=== Input rows ===

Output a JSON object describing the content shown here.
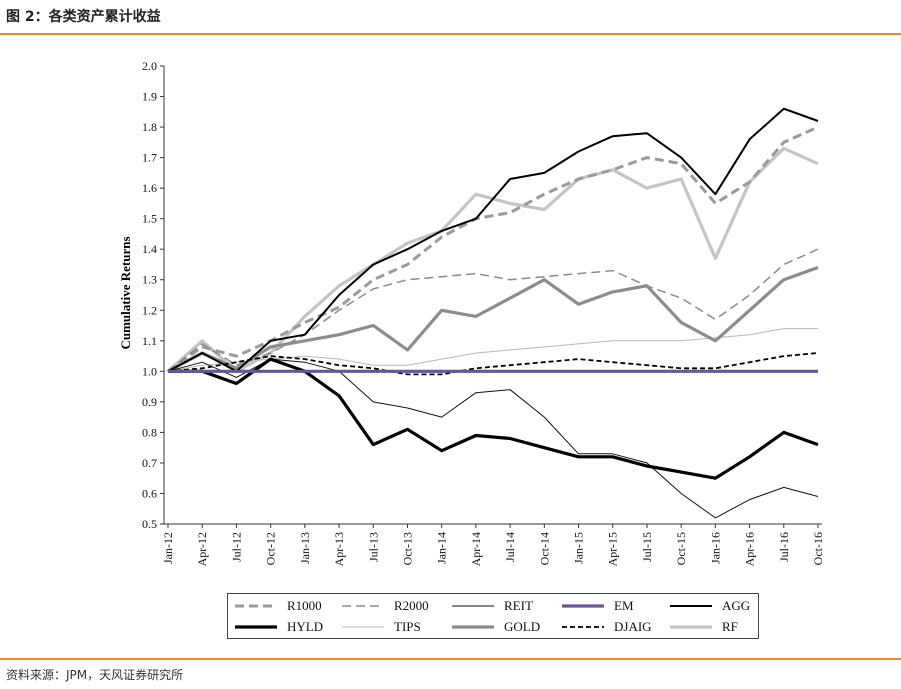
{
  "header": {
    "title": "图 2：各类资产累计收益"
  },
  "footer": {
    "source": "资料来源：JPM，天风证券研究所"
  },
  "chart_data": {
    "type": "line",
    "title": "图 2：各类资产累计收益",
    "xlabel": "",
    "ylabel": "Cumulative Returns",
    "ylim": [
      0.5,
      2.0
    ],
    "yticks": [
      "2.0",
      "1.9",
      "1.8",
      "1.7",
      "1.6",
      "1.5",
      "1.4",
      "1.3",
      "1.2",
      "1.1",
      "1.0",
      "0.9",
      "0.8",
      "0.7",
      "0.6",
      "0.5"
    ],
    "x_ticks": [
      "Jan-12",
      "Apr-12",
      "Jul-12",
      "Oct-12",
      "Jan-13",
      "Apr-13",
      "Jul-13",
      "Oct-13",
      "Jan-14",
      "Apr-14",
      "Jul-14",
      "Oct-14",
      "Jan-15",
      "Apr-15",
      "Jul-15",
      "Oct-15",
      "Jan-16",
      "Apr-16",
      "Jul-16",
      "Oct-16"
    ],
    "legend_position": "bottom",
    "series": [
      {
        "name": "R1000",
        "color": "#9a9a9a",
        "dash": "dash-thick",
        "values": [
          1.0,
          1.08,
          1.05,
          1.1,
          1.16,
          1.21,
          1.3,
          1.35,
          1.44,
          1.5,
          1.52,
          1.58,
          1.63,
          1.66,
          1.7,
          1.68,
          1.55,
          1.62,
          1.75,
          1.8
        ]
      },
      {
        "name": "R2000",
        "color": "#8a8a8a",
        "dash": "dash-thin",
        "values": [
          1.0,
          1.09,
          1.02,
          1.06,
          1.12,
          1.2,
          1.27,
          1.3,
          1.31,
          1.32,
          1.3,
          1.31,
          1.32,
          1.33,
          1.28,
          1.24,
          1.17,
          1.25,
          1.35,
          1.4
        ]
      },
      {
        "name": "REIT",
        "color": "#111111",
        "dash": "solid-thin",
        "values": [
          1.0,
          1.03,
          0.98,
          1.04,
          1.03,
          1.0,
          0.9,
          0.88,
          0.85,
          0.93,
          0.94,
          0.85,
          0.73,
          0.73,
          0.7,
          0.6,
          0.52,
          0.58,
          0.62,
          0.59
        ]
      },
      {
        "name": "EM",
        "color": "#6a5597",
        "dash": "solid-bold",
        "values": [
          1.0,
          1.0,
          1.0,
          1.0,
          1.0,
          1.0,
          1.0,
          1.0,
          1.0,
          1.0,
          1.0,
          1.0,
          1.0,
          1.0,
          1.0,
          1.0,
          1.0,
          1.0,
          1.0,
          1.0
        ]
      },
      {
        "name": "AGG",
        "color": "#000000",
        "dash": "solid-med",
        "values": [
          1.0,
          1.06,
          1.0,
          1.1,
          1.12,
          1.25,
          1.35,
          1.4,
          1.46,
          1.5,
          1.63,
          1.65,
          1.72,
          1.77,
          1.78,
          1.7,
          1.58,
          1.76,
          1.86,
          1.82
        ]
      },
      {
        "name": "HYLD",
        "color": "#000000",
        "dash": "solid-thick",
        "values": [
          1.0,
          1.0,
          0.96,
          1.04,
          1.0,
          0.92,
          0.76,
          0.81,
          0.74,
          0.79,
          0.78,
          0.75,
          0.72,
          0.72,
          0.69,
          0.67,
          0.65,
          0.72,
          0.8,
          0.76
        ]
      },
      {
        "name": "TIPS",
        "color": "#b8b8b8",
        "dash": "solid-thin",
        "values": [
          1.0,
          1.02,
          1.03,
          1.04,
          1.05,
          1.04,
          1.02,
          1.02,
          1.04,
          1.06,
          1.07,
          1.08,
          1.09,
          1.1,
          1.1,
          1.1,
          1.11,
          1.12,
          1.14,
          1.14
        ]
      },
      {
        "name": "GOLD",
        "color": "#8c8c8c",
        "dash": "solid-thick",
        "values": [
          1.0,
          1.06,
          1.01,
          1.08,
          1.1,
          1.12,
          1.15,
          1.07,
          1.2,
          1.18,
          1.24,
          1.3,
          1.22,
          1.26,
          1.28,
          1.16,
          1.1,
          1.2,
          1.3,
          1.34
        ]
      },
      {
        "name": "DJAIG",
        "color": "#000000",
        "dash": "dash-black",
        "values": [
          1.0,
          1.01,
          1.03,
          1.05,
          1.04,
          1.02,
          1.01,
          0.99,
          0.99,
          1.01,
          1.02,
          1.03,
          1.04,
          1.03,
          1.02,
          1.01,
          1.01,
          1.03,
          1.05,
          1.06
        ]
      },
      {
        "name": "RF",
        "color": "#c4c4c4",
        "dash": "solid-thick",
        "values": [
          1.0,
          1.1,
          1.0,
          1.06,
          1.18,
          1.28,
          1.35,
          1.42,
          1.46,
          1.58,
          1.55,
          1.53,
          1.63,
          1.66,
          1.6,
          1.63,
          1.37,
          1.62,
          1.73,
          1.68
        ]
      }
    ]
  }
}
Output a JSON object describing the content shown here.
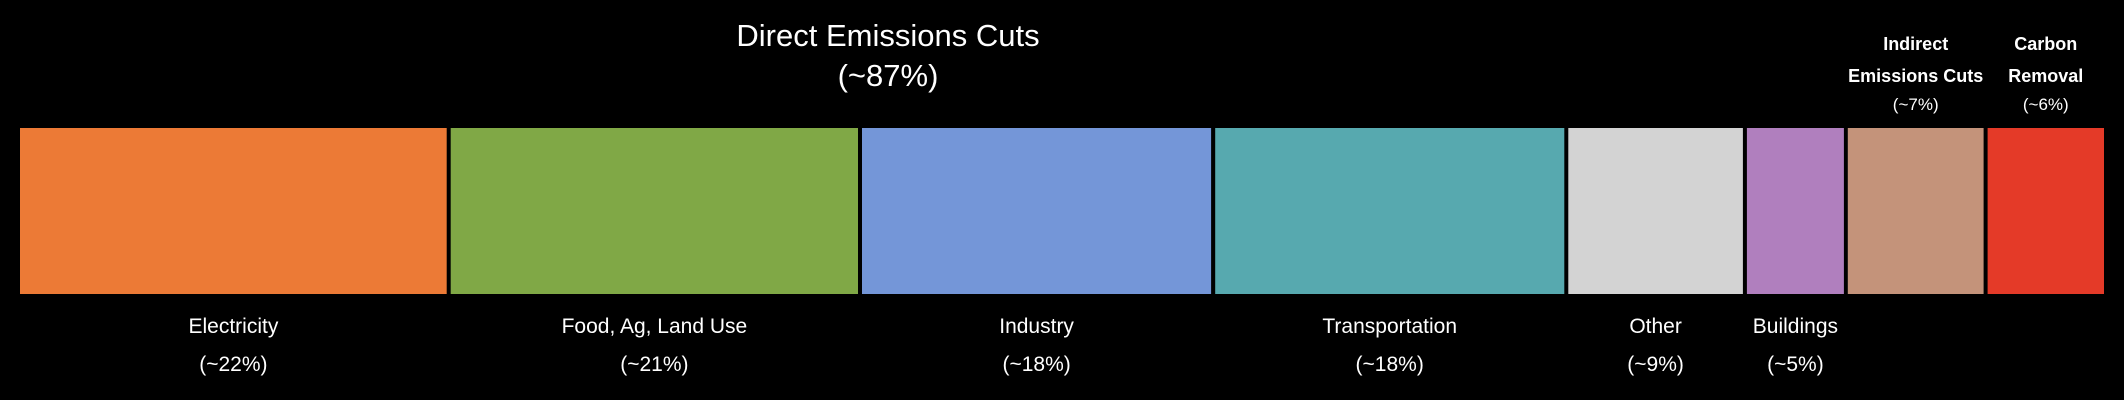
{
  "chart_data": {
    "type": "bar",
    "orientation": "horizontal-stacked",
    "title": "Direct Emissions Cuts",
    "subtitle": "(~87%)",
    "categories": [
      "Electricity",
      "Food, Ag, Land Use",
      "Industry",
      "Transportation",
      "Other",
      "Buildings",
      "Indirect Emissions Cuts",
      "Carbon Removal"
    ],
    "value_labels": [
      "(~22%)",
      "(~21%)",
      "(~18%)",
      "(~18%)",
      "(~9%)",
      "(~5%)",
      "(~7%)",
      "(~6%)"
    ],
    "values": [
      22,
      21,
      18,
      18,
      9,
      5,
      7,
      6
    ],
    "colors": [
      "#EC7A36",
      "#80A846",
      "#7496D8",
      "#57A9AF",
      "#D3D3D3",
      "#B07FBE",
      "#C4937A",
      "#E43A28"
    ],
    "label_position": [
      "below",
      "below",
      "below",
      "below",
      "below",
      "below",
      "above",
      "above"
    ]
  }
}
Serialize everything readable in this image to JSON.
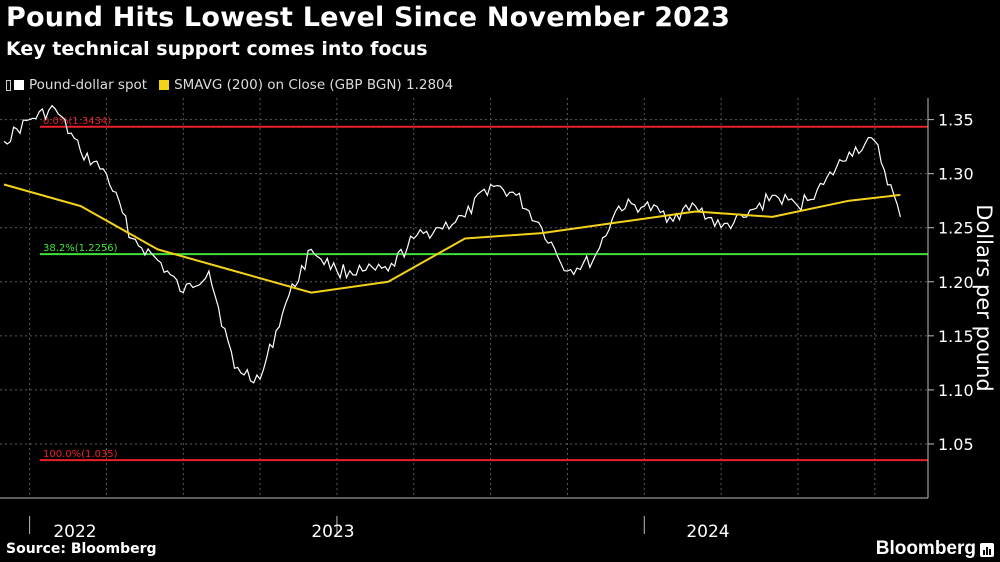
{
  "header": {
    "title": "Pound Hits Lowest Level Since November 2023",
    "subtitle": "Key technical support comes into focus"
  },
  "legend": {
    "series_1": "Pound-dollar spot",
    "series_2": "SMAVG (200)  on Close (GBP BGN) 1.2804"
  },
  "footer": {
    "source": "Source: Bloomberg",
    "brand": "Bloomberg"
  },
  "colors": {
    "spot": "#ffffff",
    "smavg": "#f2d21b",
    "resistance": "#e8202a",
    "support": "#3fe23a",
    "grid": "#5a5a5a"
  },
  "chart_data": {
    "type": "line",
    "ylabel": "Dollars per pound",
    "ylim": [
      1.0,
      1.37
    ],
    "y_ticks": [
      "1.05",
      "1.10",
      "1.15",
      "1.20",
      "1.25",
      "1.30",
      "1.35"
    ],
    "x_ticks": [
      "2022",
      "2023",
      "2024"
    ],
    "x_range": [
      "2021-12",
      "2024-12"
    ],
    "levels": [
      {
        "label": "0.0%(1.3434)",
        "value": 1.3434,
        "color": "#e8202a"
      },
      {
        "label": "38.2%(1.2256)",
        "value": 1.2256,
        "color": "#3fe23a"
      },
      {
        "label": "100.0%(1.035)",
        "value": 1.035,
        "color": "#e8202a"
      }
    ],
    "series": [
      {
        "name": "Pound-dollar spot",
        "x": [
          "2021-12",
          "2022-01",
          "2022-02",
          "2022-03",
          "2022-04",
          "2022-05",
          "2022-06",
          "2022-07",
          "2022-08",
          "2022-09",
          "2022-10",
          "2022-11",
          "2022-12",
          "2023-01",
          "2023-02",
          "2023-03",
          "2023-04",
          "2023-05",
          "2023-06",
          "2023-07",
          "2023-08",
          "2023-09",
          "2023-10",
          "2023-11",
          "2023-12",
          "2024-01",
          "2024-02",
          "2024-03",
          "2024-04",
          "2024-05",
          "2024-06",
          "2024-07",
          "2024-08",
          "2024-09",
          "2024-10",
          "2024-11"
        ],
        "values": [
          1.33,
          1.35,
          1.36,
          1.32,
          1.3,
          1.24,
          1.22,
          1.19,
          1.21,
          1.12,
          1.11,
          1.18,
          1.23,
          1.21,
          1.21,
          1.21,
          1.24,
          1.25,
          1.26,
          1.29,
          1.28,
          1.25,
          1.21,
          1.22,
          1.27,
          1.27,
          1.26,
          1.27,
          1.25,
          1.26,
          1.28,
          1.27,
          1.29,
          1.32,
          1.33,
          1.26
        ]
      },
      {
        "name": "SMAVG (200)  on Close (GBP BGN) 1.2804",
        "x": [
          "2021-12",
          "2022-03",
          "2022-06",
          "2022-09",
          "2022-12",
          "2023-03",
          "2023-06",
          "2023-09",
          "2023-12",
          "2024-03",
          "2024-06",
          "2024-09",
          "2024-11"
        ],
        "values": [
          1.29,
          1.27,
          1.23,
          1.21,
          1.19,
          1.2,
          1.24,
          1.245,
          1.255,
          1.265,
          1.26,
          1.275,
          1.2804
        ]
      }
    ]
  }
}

===

Task directions: Lines containing the string "subtitle" are to be selected and copied.

Expected output:
    "subtitle": "(~87%)",
    "subtitle": "Key technical support comes into focus"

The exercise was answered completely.